BEGIN RECORDS SUPPLIED

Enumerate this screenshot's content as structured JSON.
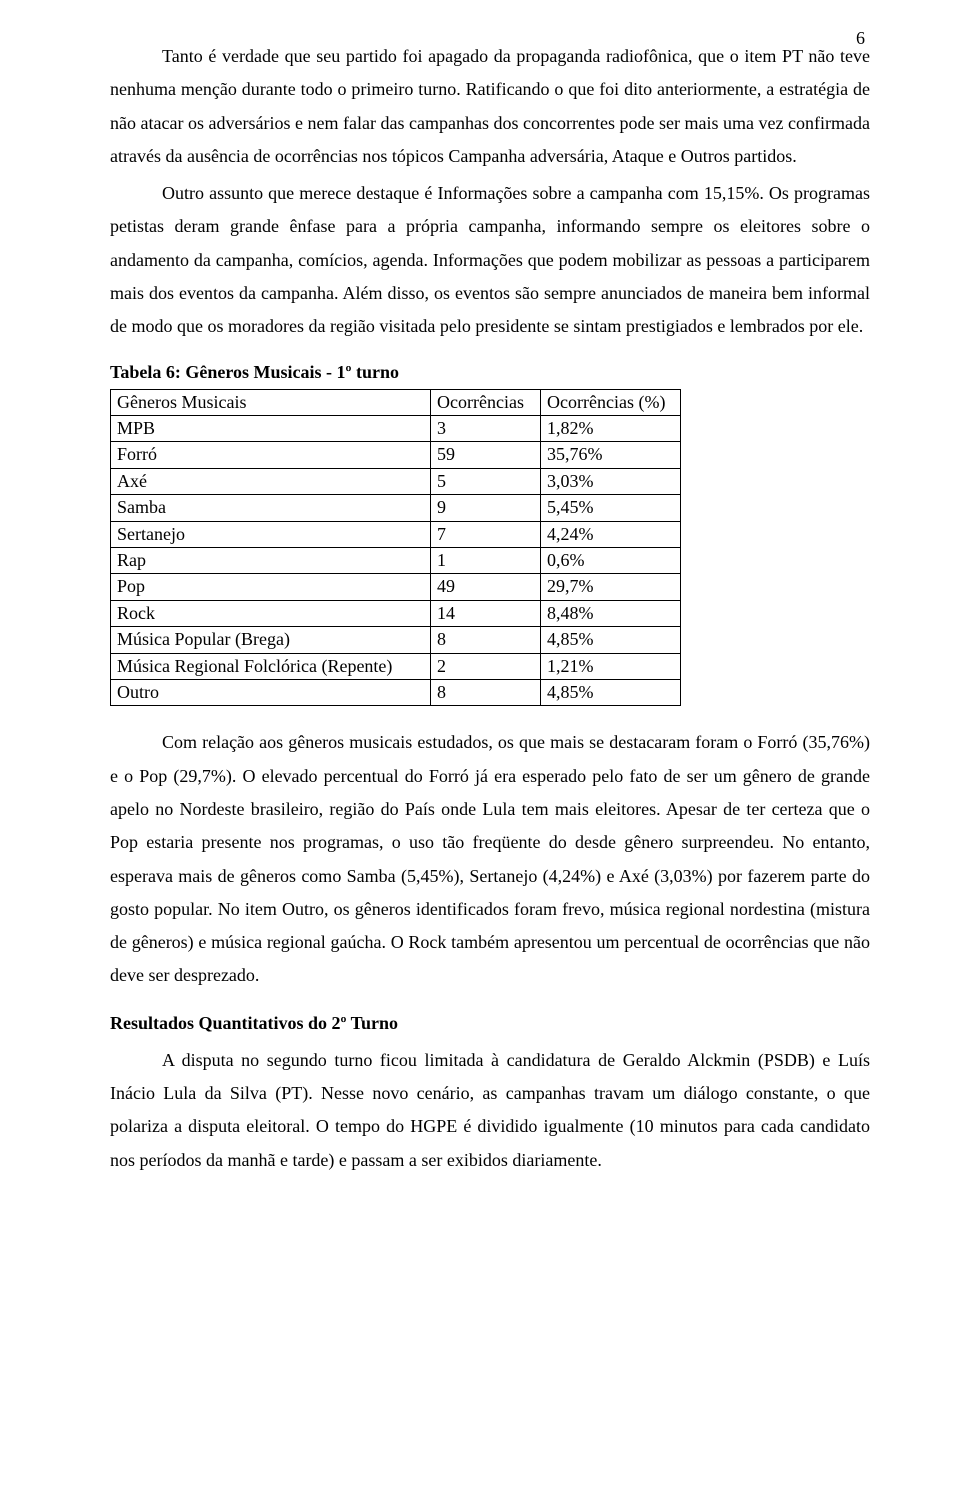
{
  "page_number": "6",
  "paragraphs": {
    "p1": "Tanto é verdade que seu partido foi apagado da propaganda radiofônica, que o item PT não teve nenhuma menção durante todo o primeiro turno. Ratificando o que foi dito anteriormente, a estratégia de não atacar os adversários e nem falar das campanhas dos concorrentes pode ser mais uma vez confirmada através da ausência de ocorrências nos tópicos Campanha adversária, Ataque e Outros partidos.",
    "p2": "Outro assunto que merece destaque é Informações sobre a campanha com 15,15%. Os programas petistas deram grande ênfase para a própria campanha, informando sempre os eleitores sobre o andamento da campanha, comícios, agenda. Informações que podem mobilizar as pessoas a participarem mais dos eventos da campanha. Além disso, os eventos são sempre anunciados de maneira bem informal de modo que os moradores da região visitada pelo presidente se sintam prestigiados e lembrados por ele.",
    "p3": "Com relação aos gêneros musicais estudados, os que mais se destacaram foram o Forró (35,76%) e o Pop (29,7%). O elevado percentual do Forró já era esperado pelo fato de ser um gênero de grande apelo no Nordeste brasileiro, região do País onde Lula tem mais eleitores. Apesar de ter certeza que o Pop estaria presente nos programas, o uso tão freqüente do desde gênero surpreendeu. No entanto, esperava mais de gêneros como Samba (5,45%), Sertanejo (4,24%) e Axé (3,03%) por fazerem parte do gosto popular. No item Outro, os gêneros identificados foram frevo, música regional nordestina (mistura de gêneros) e música regional gaúcha. O Rock também apresentou um percentual de ocorrências que não deve ser desprezado.",
    "p4": "A disputa no segundo turno ficou limitada à candidatura de Geraldo Alckmin (PSDB) e Luís Inácio Lula da Silva (PT). Nesse novo cenário, as campanhas travam um diálogo constante, o que polariza a disputa eleitoral. O tempo do HGPE é dividido igualmente (10 minutos para cada candidato nos períodos da manhã e tarde) e passam a ser exibidos diariamente."
  },
  "table6": {
    "title": "Tabela 6: Gêneros Musicais - 1º turno",
    "headers": {
      "c0": "Gêneros Musicais",
      "c1": "Ocorrências",
      "c2": "Ocorrências (%)"
    },
    "rows": [
      {
        "c0": "MPB",
        "c1": "3",
        "c2": "1,82%"
      },
      {
        "c0": "Forró",
        "c1": "59",
        "c2": "35,76%"
      },
      {
        "c0": "Axé",
        "c1": "5",
        "c2": "3,03%"
      },
      {
        "c0": "Samba",
        "c1": "9",
        "c2": "5,45%"
      },
      {
        "c0": "Sertanejo",
        "c1": "7",
        "c2": "4,24%"
      },
      {
        "c0": "Rap",
        "c1": "1",
        "c2": "0,6%"
      },
      {
        "c0": "Pop",
        "c1": "49",
        "c2": "29,7%"
      },
      {
        "c0": "Rock",
        "c1": "14",
        "c2": "8,48%"
      },
      {
        "c0": "Música Popular (Brega)",
        "c1": "8",
        "c2": "4,85%"
      },
      {
        "c0": "Música Regional Folclórica (Repente)",
        "c1": "2",
        "c2": "1,21%"
      },
      {
        "c0": "Outro",
        "c1": "8",
        "c2": "4,85%"
      }
    ],
    "col_widths": {
      "c0": "320px",
      "c1": "110px",
      "c2": "140px"
    }
  },
  "section_title": "Resultados Quantitativos do 2º Turno"
}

END RECORDS SUPPLIED

_STATED GOAL_
Scan the lines above for "Forró", then copy every one that has it.

_SOLUTION BELOW_
    "p3": "Com relação aos gêneros musicais estudados, os que mais se destacaram foram o Forró (35,76%) e o Pop (29,7%). O elevado percentual do Forró já era esperado pelo fato de ser um gênero de grande apelo no Nordeste brasileiro, região do País onde Lula tem mais eleitores. Apesar de ter certeza que o Pop estaria presente nos programas, o uso tão freqüente do desde gênero surpreendeu. No entanto, esperava mais de gêneros como Samba (5,45%), Sertanejo (4,24%) e Axé (3,03%) por fazerem parte do gosto popular. No item Outro, os gêneros identificados foram frevo, música regional nordestina (mistura de gêneros) e música regional gaúcha. O Rock também apresentou um percentual de ocorrências que não deve ser desprezado.",
        "c0": "Forró",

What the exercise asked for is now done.